--- Task statement ---
In the items below, copy out every line from the one containing "x-tick-label: 0 [50,377,55,388]" down to the one containing "data-point [492,243,497,248]", including both, with each line unchanged and nothing else added.

━━━━━━━━━━━━━━━━━━━━━━━━━━━━━━

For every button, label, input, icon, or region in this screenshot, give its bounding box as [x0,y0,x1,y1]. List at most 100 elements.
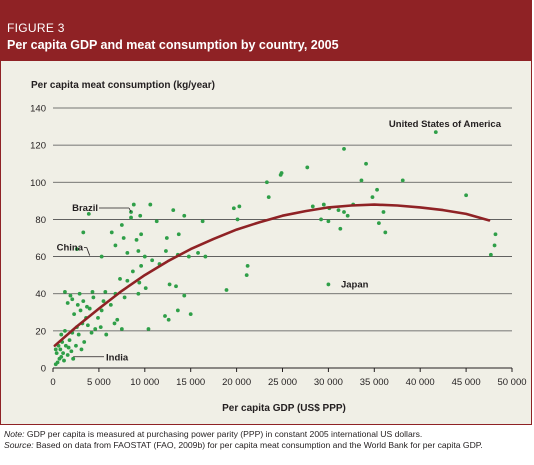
x-tick-label: 0 [50,377,55,388]
data-point [85,323,90,328]
data-point [74,247,79,252]
data-point [137,280,142,285]
data-point [71,356,76,361]
x-tick-label: 5 000 [87,377,111,388]
data-point [182,213,187,218]
x-tick-label: 35 000 [360,377,389,388]
data-point [488,252,493,257]
data-point [492,243,497,248]
data-point [113,243,118,248]
data-point [167,282,172,287]
data-point [89,330,94,335]
data-point [121,236,126,240]
data-point [85,304,89,309]
data-point [75,302,80,307]
data-point [129,215,133,220]
note-text: GDP per capita is measured at purchasing… [24,429,423,439]
data-point [342,210,346,214]
data-point [115,317,120,322]
data-point [90,289,95,294]
data-point [139,232,144,237]
y-tick-label: 60 [35,252,46,263]
data-point [319,217,323,222]
x-tick-label: 45 000 [452,377,481,388]
data-point [67,338,72,343]
figure-title: Per capita GDP and meat consumption by c… [7,38,339,52]
data-point [99,254,104,259]
x-tick-label: 40 000 [406,377,435,388]
data-point [166,317,171,322]
data-point [231,206,236,211]
data-point [139,263,144,268]
data-point [336,208,341,213]
y-tick-label: 80 [35,215,46,226]
data-point [69,349,74,354]
data-point [58,347,63,352]
data-point [326,282,331,287]
data-point [98,325,103,330]
data-point [63,343,68,348]
data-point [359,178,364,183]
data-point [99,308,104,313]
data-point [81,299,86,304]
data-point [68,293,73,298]
annotation-label: India [106,353,129,364]
data-point [400,178,405,183]
x-axis-label: Per capita GDP (US$ PPP) [222,403,346,414]
data-point [164,236,169,240]
note-line: Note: GDP per capita is measured at purc… [4,429,530,440]
data-point [196,250,200,255]
data-point [65,353,70,357]
y-tick-label: 0 [41,364,46,375]
x-tick-label: 50 000 [497,377,526,388]
data-point [338,226,343,231]
data-point [53,347,58,352]
data-point [130,269,135,274]
data-point [63,328,67,333]
figure-header: FIGURE 3 Per capita GDP and meat consump… [0,0,532,61]
y-tick-labels: 0 20 40 60 80 100 120 140 [30,104,46,375]
data-point [79,347,84,352]
data-point [82,340,87,344]
data-point [122,295,127,300]
data-point [174,284,178,289]
data-point [59,332,64,337]
data-point [136,291,141,296]
data-point [375,187,379,192]
data-point [326,219,331,224]
data-point [96,315,100,320]
x-tick-label: 15 000 [176,377,205,388]
annotation-label: United States of America [389,119,502,130]
data-point [237,204,242,209]
annotation-label: China [57,243,84,254]
data-point [171,208,176,213]
trend-line-group [53,203,491,348]
data-point [148,202,153,207]
data-point [74,343,78,348]
data-point [119,327,124,331]
data-point [70,297,75,302]
plot-area [1,61,531,424]
data-point [163,314,167,318]
annotations: United States of America Brazil China Japan… [57,119,502,364]
data-point [91,295,96,300]
data-point [134,237,139,242]
data-point [55,360,60,365]
data-point [305,165,310,170]
y-tick-label: 120 [30,141,46,152]
annotation-label: Brazil [72,203,98,214]
data-point [109,230,114,235]
data-point [81,230,86,235]
data-point [108,302,113,307]
y-tick-label: 40 [35,289,46,300]
data-point [376,221,381,226]
data-point [235,217,240,222]
data-point [146,327,151,331]
data-point [125,250,130,255]
data-point [138,213,143,218]
x-tick-label: 25 000 [268,377,297,388]
data-point [493,232,498,237]
brazil-leader-tip [128,207,132,213]
data-point [65,301,70,305]
data-point [76,332,81,337]
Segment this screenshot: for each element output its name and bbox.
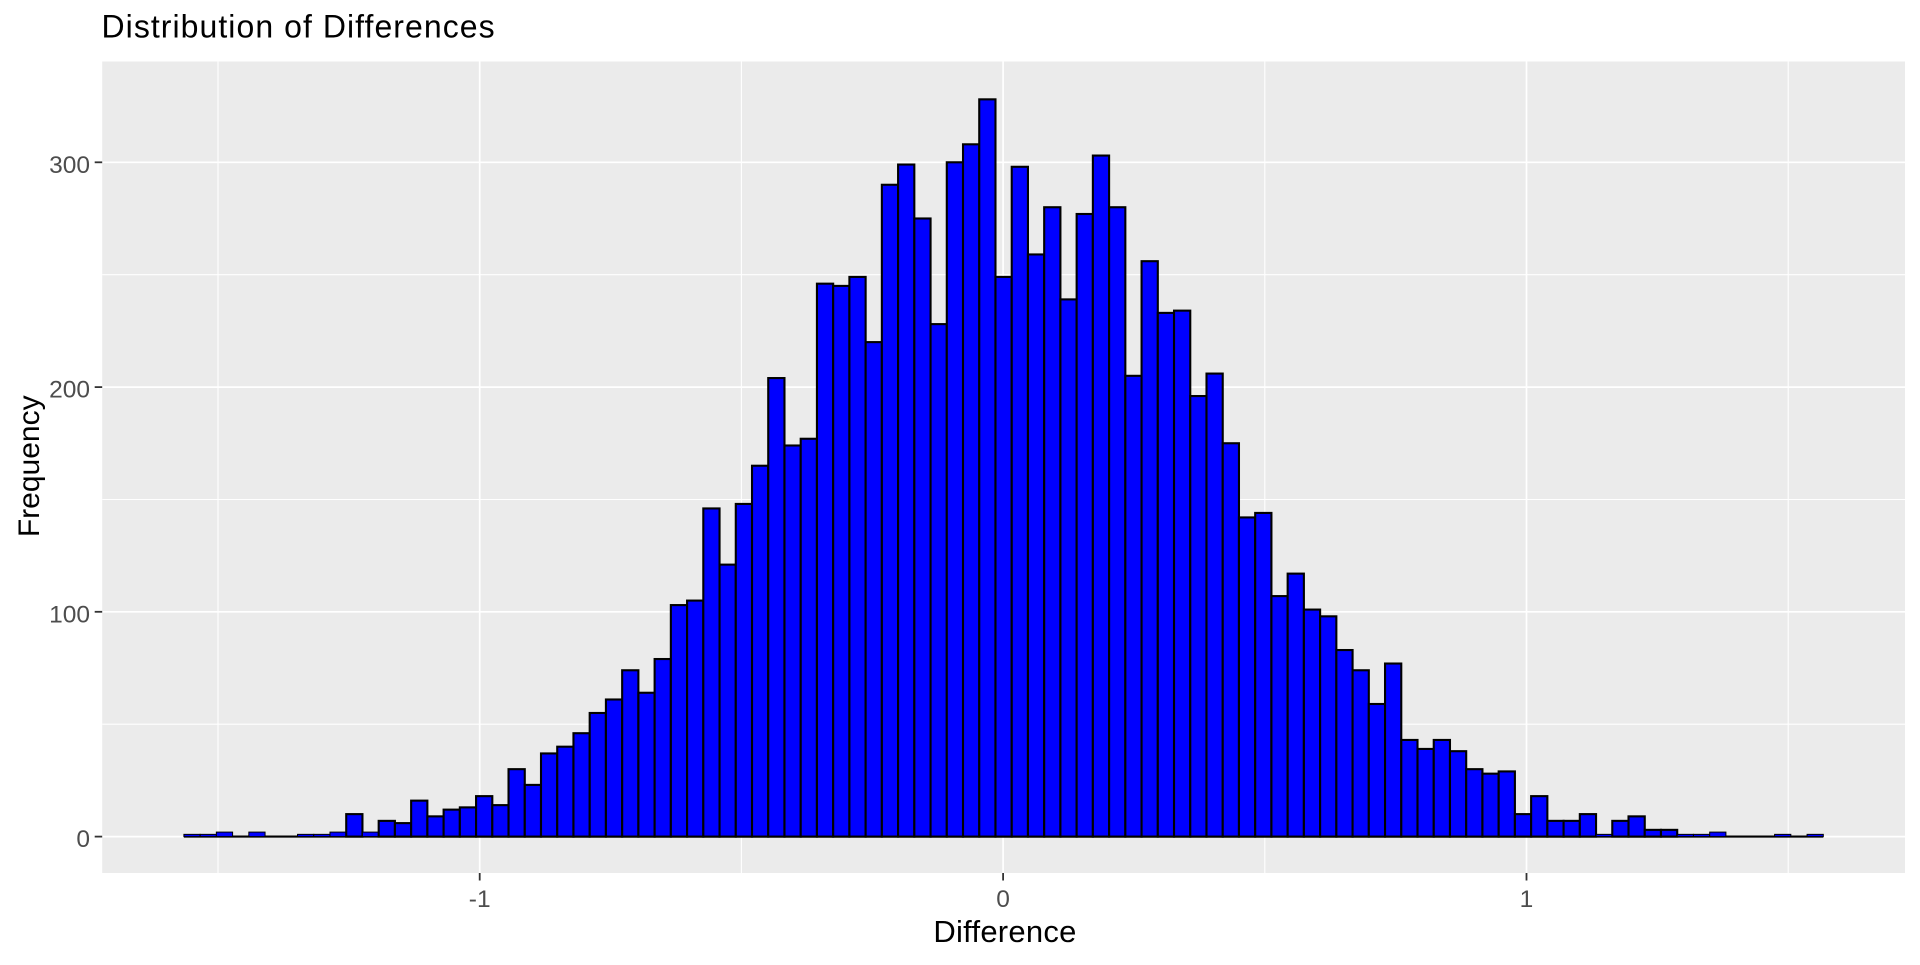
svg-text:-1: -1 [469, 886, 491, 913]
svg-text:Difference: Difference [933, 914, 1076, 949]
svg-text:Distribution of Differences: Distribution of Differences [102, 9, 496, 45]
svg-text:200: 200 [49, 377, 90, 404]
svg-text:100: 100 [49, 601, 90, 628]
svg-text:1: 1 [1520, 886, 1534, 913]
svg-text:300: 300 [49, 152, 90, 179]
svg-text:Frequency: Frequency [13, 395, 46, 537]
svg-text:0: 0 [996, 886, 1010, 913]
svg-text:0: 0 [76, 826, 90, 853]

━━━━━━━━━━━━━━━━━━━━━━━━━━━━━━

--- Full response ---
x-tick-label: 0 [50,377,55,388]
data-point [85,323,90,328]
data-point [74,247,79,252]
data-point [137,280,142,285]
data-point [71,356,76,361]
x-tick-label: 5 000 [87,377,111,388]
data-point [182,213,187,218]
x-tick-label: 35 000 [360,377,389,388]
data-point [488,252,493,257]
data-point [492,243,497,248]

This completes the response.